TO DO:
Repeat every line of the data exactly, but not the pictures.

INPUT:

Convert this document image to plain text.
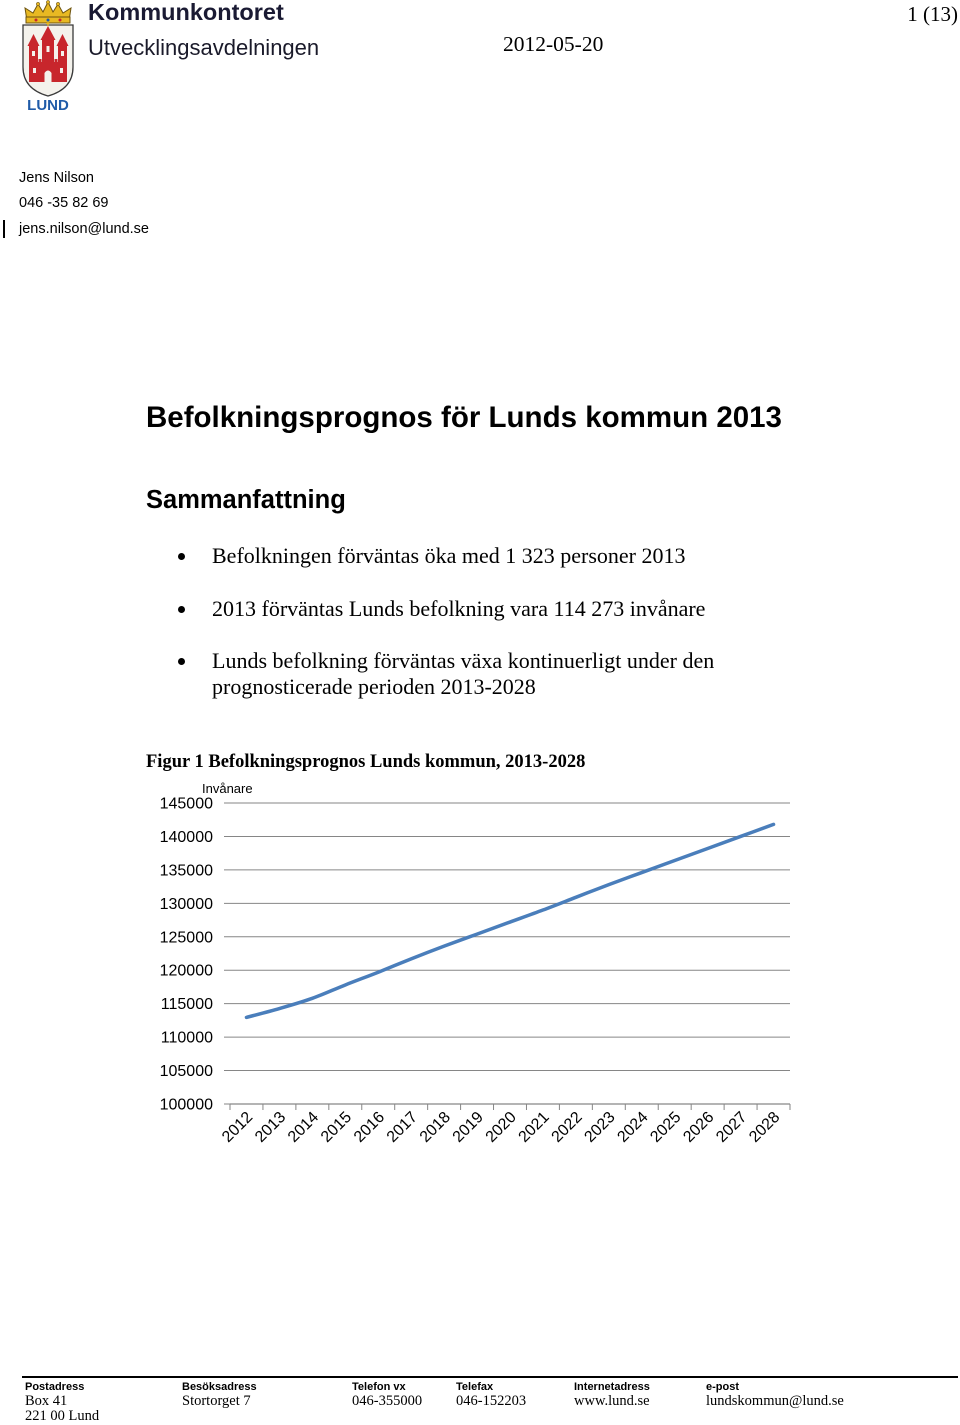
LUND
Kommunkontoret
Utvecklingsavdelningen	2012-05-20
1 (13)
Jens Nilson
046 -35 82 69
jens.nilson@lund.se
Befolkningsprognos för Lunds kommun 2013
Sammanfattning
Befolkningen förväntas öka med 1 323 personer 2013
2013 förväntas Lunds befolkning vara 114 273 invånare
Lunds befolkning förväntas växa kontinuerligt under den prognosticerade perioden 2013-2028
Figur 1 Befolkningsprognos Lunds kommun, 2013-2028
100000
105000
110000
115000
120000
125000
130000
135000
140000
145000
2012
2013
2014
2015
2016
2017
2018
2019
2020
2021
2022
2023
2024
2025
2026
2027
2028
Invånare
Postadress
Box 41
221 00 Lund
Besöksadress
Stortorget 7
Telefon vx
046-355000
Telefax
046-152203
Internetadress
www.lund.se
e-post
lundskommun@lund.se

REPLY TO THE TASK:
Convert this document image to plain text.
LUND
Kommunkontoret
Utvecklingsavdelningen	2012-05-20
1 (13)
Jens Nilson
046 -35 82 69
jens.nilson@lund.se
Befolkningsprognos för Lunds kommun 2013
Sammanfattning
Befolkningen förväntas öka med 1 323 personer 2013
2013 förväntas Lunds befolkning vara 114 273 invånare
Lunds befolkning förväntas växa kontinuerligt under den prognosticerade perioden 2013-2028
Figur 1 Befolkningsprognos Lunds kommun, 2013-2028
100000
105000
110000
115000
120000
125000
130000
135000
140000
145000
2012
2013
2014
2015
2016
2017
2018
2019
2020
2021
2022
2023
2024
2025
2026
2027
2028
Invånare
Postadress
Box 41
221 00 Lund
Besöksadress
Stortorget 7
Telefon vx
046-355000
Telefax
046-152203
Internetadress
www.lund.se
e-post
lundskommun@lund.se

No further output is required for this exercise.